Source material:
--------------------
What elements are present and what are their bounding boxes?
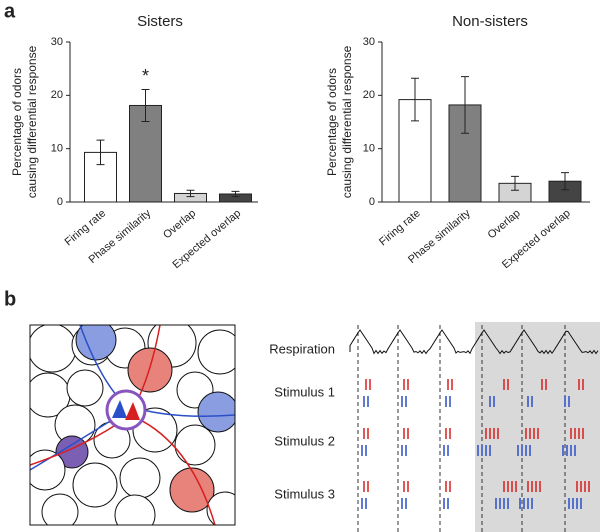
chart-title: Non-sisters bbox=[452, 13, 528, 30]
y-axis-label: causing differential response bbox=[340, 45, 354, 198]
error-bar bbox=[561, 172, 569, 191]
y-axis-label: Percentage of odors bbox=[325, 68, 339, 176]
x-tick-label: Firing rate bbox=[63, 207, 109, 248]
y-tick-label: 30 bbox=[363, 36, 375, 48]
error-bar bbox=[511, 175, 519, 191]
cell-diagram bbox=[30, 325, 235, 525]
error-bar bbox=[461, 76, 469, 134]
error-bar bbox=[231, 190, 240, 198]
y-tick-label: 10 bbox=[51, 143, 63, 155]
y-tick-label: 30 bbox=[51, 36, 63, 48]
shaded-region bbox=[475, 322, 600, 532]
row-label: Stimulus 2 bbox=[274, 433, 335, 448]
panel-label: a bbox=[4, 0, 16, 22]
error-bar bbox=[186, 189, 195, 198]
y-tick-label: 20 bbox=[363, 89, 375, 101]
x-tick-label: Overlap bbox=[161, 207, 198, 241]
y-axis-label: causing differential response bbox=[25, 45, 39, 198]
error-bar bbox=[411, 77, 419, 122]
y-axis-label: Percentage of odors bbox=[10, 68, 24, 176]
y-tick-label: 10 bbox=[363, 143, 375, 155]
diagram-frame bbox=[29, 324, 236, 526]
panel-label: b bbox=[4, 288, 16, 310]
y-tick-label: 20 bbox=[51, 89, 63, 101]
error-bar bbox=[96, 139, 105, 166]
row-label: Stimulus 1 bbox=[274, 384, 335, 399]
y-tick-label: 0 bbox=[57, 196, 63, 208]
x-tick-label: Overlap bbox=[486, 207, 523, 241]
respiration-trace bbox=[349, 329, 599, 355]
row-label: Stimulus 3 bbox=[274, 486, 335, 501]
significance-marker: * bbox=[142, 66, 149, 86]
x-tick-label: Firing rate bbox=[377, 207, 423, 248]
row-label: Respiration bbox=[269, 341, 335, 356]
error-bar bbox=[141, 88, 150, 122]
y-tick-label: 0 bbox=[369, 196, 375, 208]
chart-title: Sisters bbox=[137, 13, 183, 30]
--------------------
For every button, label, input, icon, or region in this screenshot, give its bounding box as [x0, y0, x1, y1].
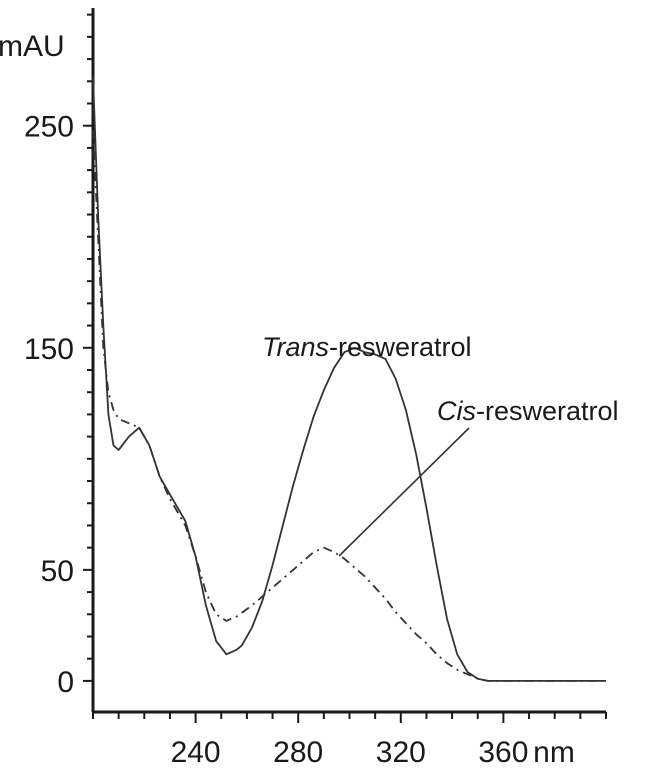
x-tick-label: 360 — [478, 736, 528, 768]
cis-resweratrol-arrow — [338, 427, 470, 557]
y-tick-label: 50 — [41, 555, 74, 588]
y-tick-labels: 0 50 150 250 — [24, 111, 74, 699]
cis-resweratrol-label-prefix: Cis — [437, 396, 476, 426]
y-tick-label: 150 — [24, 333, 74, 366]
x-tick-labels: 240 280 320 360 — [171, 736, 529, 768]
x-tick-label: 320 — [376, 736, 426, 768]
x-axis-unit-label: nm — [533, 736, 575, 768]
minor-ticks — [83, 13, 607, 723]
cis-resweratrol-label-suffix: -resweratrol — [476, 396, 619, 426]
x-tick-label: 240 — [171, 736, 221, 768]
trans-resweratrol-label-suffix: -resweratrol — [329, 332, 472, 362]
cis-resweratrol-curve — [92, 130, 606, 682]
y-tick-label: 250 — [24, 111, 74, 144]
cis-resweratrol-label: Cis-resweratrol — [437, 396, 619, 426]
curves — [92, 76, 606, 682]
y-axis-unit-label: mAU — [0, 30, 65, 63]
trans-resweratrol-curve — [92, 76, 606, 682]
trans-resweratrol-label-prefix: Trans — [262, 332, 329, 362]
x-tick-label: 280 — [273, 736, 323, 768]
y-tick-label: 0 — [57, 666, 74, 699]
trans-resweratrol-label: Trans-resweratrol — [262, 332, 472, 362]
--------------------
The problem: Reproduce the listing lines above without changes, starting with the line that contains "x-tick-label: 360 — [478, 736, 528, 768]" and going on through the line that contains "x-axis-unit-label: nm — [533, 736, 575, 768]", both included.

Answer to the task:
x-tick-label: 360 — [478, 736, 528, 768]
cis-resweratrol-arrow — [338, 427, 470, 557]
y-tick-label: 50 — [41, 555, 74, 588]
y-tick-labels: 0 50 150 250 — [24, 111, 74, 699]
cis-resweratrol-label-prefix: Cis — [437, 396, 476, 426]
y-tick-label: 150 — [24, 333, 74, 366]
x-tick-labels: 240 280 320 360 — [171, 736, 529, 768]
x-tick-label: 320 — [376, 736, 426, 768]
x-axis-unit-label: nm — [533, 736, 575, 768]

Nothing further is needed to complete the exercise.